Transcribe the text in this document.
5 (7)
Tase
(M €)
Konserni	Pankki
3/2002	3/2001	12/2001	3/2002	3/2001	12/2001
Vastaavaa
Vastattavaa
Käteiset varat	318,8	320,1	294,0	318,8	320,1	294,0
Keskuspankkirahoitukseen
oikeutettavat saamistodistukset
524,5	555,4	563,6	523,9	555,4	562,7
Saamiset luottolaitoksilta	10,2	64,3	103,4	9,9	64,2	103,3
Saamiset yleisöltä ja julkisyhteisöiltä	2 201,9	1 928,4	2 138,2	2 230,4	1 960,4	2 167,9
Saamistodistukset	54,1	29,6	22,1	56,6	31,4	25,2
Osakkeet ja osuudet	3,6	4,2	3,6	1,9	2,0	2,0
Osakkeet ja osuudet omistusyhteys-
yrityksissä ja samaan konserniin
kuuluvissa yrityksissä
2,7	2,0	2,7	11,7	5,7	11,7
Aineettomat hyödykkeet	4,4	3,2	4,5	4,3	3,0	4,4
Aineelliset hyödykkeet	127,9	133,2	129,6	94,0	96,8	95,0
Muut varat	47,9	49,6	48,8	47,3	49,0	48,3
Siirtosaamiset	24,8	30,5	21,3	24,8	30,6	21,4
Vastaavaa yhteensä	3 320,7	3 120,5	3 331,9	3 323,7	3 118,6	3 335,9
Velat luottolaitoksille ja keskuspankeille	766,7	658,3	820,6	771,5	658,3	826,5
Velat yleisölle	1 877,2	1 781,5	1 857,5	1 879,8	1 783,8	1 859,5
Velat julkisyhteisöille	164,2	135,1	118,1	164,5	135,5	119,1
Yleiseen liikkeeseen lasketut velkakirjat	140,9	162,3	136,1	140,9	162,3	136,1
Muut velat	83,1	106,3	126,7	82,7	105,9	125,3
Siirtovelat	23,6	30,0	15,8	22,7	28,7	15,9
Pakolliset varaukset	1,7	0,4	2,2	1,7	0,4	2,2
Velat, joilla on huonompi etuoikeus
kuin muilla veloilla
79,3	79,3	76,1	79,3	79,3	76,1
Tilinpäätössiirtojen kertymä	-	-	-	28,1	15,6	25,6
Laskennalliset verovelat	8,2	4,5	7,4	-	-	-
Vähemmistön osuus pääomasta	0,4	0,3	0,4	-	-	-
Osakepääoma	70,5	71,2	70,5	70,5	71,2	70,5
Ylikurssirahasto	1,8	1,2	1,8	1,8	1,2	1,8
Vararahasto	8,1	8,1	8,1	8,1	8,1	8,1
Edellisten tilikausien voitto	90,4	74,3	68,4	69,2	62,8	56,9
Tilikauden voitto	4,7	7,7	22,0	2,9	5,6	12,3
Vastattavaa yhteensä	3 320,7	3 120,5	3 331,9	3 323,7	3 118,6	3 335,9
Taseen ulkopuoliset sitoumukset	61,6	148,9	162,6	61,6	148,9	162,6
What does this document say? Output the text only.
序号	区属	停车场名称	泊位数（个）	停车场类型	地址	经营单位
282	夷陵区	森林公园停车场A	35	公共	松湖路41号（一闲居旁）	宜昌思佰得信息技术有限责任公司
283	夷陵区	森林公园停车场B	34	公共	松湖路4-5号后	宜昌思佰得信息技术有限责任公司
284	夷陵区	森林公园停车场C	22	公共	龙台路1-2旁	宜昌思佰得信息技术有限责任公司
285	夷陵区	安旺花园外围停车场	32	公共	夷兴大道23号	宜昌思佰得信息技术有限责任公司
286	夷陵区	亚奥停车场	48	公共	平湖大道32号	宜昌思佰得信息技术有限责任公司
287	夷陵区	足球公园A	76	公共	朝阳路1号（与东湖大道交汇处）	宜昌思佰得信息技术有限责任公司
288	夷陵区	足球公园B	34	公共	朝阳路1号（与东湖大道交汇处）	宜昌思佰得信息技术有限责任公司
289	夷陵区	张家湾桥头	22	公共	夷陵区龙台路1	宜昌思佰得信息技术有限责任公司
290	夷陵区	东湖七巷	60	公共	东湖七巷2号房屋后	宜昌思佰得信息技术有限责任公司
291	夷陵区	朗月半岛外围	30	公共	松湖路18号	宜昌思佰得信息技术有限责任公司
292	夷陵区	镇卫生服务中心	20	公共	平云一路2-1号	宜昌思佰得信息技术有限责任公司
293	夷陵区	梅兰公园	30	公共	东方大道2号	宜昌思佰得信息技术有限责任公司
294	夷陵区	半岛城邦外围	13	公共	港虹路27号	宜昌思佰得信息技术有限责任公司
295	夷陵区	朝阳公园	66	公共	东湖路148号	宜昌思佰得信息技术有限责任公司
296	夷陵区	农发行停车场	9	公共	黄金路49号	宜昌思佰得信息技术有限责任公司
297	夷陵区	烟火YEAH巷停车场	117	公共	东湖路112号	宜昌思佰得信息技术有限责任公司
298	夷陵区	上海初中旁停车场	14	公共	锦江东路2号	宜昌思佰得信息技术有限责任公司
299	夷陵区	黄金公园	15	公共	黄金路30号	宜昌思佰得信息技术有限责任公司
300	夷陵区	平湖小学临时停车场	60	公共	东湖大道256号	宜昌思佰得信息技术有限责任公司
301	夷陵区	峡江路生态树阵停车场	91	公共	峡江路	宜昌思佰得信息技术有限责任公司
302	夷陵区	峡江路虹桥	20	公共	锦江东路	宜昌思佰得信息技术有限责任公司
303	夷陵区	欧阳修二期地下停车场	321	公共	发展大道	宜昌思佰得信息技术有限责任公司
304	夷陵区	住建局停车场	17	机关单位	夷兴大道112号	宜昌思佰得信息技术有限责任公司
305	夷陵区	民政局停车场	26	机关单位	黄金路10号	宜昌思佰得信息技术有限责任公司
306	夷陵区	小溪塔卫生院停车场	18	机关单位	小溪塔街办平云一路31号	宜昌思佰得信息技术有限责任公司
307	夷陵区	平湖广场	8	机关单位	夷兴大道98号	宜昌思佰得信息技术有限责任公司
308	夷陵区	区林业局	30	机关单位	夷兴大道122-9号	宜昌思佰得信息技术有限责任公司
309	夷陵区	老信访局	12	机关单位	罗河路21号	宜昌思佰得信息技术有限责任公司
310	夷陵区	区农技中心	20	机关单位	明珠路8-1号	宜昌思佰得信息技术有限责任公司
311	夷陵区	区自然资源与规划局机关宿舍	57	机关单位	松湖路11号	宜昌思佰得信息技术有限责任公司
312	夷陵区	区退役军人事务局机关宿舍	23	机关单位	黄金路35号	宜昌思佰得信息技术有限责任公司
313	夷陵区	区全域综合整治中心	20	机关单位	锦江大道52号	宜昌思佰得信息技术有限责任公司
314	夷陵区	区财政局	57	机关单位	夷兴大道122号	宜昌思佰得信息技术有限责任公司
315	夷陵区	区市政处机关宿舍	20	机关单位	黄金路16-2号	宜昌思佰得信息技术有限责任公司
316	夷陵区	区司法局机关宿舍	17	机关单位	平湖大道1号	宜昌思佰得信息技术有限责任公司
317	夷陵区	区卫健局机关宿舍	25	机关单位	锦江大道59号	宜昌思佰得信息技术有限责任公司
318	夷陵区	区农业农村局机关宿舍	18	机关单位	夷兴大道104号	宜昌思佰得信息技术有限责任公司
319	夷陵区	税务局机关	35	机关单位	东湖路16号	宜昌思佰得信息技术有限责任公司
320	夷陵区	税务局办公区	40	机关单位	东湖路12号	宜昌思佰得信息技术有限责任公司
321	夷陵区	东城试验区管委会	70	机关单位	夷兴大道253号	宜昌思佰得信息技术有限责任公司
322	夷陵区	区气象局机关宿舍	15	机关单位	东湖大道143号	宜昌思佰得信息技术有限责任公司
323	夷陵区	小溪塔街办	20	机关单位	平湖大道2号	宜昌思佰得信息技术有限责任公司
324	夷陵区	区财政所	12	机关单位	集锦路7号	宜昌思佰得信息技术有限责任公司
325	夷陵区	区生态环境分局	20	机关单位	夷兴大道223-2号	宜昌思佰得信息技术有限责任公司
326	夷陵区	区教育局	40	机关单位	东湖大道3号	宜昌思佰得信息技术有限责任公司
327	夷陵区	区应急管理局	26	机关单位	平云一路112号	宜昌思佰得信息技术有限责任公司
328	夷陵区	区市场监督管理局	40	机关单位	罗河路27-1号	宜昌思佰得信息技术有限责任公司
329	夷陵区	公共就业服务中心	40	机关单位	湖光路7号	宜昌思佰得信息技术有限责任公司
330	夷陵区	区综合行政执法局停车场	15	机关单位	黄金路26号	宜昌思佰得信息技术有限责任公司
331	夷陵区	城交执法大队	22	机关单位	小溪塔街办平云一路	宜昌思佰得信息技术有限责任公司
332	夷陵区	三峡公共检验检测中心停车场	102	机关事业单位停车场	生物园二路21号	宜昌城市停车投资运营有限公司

■ ■ ■

- Exercise directions: From the listing above, copy every line that holds the string "text".

- Correct answer:
Transcribe the text in this document.
What does this document say? Output the text only.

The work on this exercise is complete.